# [WHAT THE TASK ASKS]
Gather from the material every line that contains the string "alberghiera".

[START GIVEN DATA]

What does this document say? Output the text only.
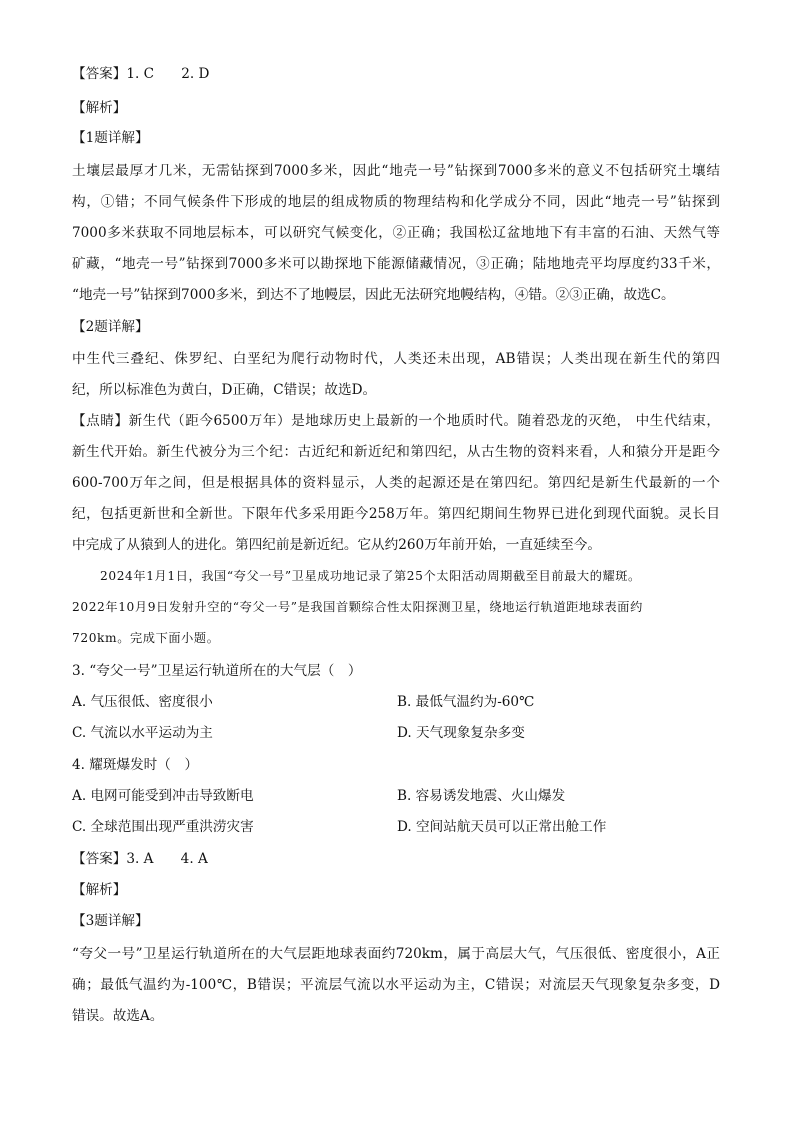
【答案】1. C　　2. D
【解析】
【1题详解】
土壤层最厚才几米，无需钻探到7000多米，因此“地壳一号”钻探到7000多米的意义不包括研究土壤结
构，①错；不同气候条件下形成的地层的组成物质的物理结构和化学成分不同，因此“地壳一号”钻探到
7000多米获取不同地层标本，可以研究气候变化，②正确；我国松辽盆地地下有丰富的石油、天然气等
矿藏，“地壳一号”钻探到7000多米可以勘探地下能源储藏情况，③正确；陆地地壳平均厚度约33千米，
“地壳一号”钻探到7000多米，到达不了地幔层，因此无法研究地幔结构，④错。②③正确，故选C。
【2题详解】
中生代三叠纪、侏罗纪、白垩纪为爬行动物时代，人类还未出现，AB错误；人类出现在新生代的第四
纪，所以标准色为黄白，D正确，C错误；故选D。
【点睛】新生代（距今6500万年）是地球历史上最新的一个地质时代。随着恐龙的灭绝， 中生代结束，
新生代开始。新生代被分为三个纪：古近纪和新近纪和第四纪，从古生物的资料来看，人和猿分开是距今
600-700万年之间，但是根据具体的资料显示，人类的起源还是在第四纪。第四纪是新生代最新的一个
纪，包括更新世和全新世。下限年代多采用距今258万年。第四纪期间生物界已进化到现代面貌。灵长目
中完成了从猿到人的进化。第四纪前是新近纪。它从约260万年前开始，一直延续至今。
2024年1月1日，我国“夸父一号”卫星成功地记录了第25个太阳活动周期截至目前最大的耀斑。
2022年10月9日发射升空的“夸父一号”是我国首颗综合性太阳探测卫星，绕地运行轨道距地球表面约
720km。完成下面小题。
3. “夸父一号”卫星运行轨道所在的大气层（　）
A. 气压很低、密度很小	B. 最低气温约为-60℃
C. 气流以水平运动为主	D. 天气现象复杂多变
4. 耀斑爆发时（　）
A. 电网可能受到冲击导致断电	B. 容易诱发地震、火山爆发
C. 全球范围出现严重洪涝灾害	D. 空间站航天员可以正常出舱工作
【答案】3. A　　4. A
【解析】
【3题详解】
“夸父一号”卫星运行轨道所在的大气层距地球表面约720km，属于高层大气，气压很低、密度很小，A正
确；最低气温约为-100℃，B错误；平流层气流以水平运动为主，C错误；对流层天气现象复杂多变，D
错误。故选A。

[END GIVEN DATA]
[START GIVEN DATA]

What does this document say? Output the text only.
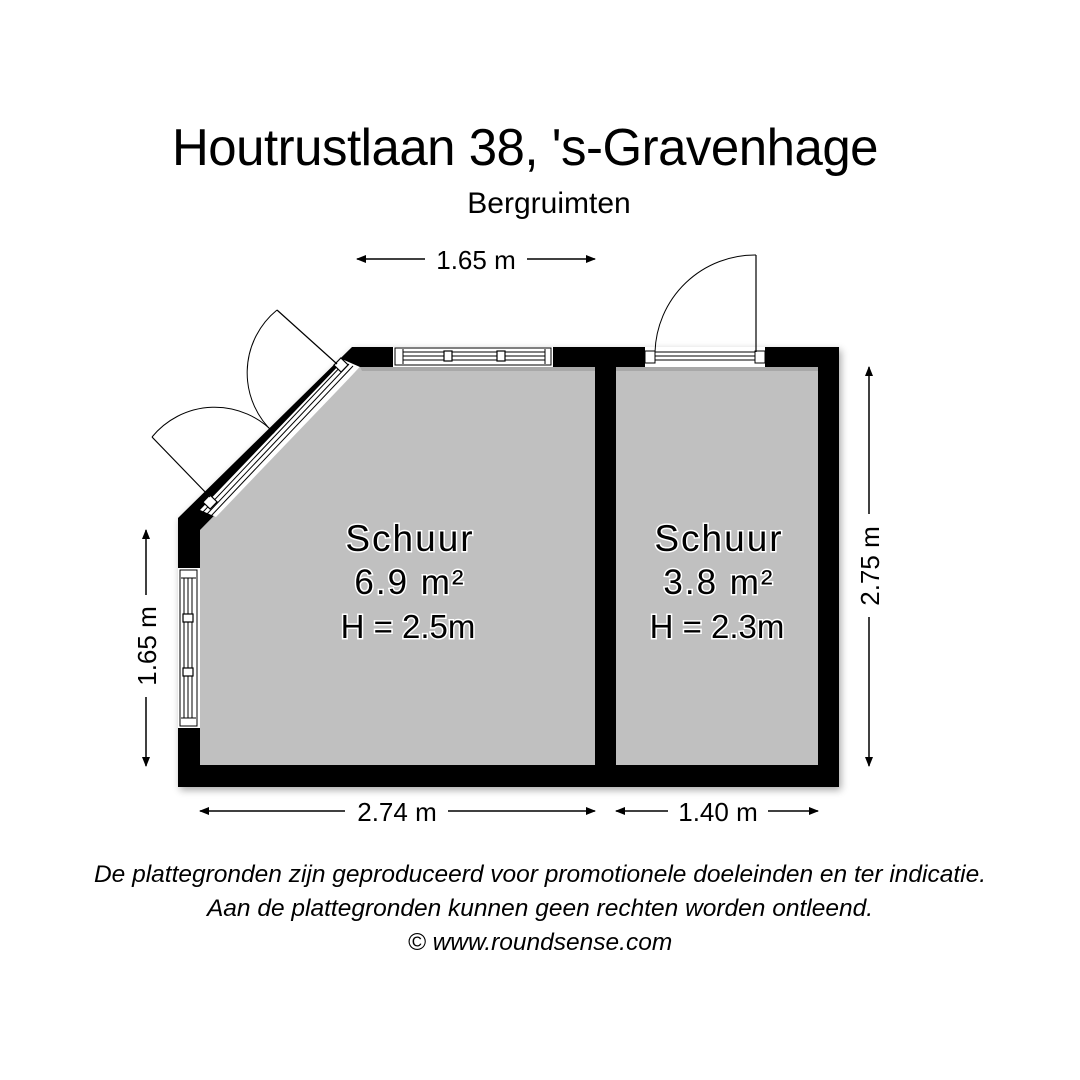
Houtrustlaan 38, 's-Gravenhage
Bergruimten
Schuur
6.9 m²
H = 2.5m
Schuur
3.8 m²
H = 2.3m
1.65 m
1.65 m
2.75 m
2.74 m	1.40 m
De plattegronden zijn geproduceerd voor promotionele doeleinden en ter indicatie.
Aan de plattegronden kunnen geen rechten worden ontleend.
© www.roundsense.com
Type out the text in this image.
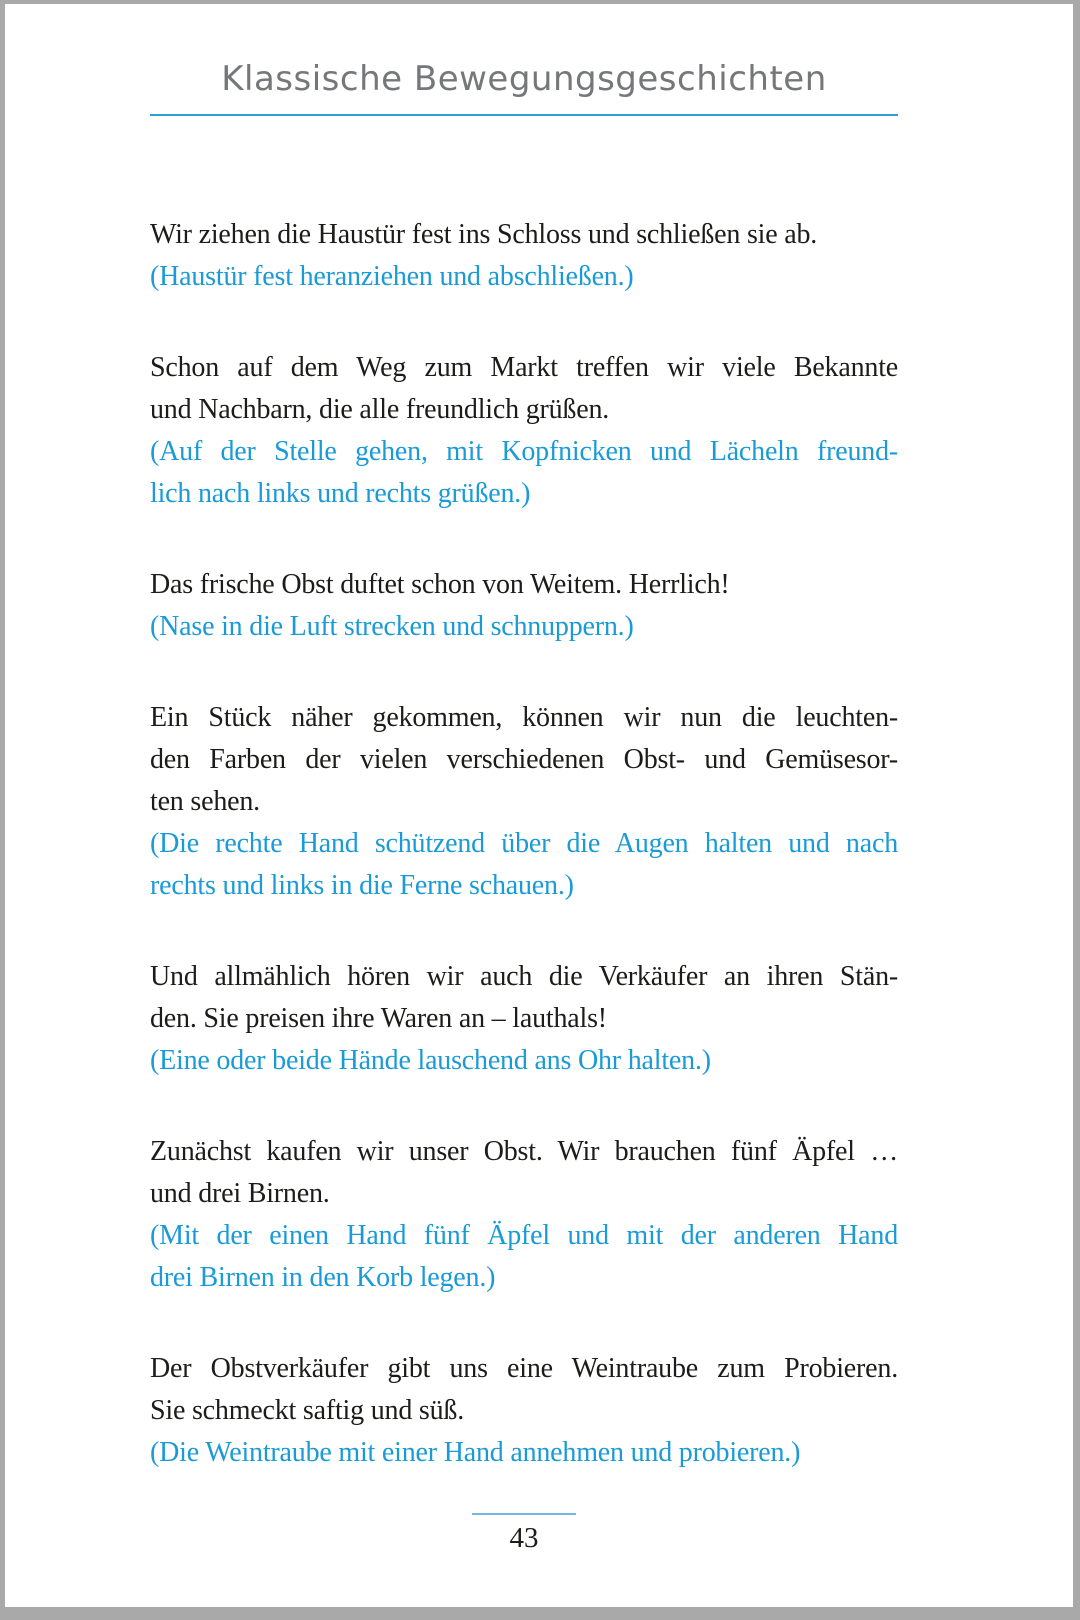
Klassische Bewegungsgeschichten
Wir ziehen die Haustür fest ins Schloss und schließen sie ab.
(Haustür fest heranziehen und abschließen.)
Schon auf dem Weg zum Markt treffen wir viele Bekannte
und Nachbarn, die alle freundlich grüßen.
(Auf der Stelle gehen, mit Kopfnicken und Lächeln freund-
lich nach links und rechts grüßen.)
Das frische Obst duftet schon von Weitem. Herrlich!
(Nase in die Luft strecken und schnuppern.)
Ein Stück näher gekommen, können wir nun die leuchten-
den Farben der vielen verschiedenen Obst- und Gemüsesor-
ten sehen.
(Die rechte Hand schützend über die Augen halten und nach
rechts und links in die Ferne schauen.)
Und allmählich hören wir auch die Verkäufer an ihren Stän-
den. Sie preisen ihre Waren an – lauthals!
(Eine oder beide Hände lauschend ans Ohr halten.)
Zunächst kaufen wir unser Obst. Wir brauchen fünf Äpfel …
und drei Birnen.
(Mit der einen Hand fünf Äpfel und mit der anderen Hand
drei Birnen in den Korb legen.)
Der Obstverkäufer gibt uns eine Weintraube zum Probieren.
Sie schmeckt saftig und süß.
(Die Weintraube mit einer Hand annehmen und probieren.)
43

[END GIVEN DATA]
[START GIVEN DATA]

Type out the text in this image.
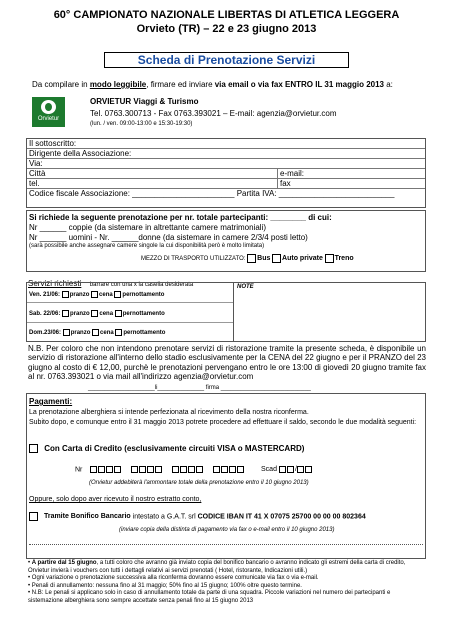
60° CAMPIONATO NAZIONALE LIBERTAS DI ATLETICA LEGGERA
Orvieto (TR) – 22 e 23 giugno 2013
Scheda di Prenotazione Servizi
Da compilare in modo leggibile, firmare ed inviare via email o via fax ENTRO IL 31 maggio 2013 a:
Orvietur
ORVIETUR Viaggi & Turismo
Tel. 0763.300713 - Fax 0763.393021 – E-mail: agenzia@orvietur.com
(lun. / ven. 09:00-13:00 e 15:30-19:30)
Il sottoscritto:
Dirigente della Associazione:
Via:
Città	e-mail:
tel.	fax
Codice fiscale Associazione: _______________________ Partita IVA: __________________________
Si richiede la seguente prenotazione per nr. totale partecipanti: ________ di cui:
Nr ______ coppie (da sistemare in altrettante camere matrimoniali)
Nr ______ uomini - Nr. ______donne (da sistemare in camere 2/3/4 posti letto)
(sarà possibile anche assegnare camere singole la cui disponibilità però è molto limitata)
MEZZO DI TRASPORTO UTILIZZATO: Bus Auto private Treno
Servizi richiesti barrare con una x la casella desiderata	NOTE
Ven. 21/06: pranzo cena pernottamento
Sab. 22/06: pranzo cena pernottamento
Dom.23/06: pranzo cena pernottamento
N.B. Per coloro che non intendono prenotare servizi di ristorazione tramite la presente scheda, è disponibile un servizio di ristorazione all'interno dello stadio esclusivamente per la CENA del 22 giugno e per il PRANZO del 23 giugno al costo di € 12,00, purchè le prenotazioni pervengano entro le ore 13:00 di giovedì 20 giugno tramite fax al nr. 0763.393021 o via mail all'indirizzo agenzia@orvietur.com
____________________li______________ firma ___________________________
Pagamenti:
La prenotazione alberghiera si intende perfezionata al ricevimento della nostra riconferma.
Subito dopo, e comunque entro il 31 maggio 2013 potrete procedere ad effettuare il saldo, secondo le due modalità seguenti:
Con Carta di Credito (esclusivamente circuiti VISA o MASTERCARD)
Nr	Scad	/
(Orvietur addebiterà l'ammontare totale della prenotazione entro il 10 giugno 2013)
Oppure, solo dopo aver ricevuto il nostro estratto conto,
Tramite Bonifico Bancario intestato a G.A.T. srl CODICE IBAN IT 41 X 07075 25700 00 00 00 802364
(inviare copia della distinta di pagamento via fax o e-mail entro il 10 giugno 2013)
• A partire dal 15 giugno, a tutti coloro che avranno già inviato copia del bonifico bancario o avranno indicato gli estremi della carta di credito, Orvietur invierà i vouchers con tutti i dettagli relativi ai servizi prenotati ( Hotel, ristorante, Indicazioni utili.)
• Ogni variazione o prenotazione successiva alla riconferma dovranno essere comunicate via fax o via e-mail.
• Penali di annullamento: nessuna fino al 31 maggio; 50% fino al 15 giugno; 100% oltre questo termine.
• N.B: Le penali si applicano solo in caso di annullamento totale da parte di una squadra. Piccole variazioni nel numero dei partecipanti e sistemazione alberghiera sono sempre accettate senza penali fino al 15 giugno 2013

[END GIVEN DATA]

# [THE RESPONSE]
La prenotazione alberghiera si intende perfezionata al ricevimento della nostra riconferma.
• N.B: Le penali si applicano solo in caso di annullamento totale da parte di una squadra. Piccole variazioni nel numero dei partecipanti e sistemazione alberghiera sono sempre accettate senza penali fino al 15 giugno 2013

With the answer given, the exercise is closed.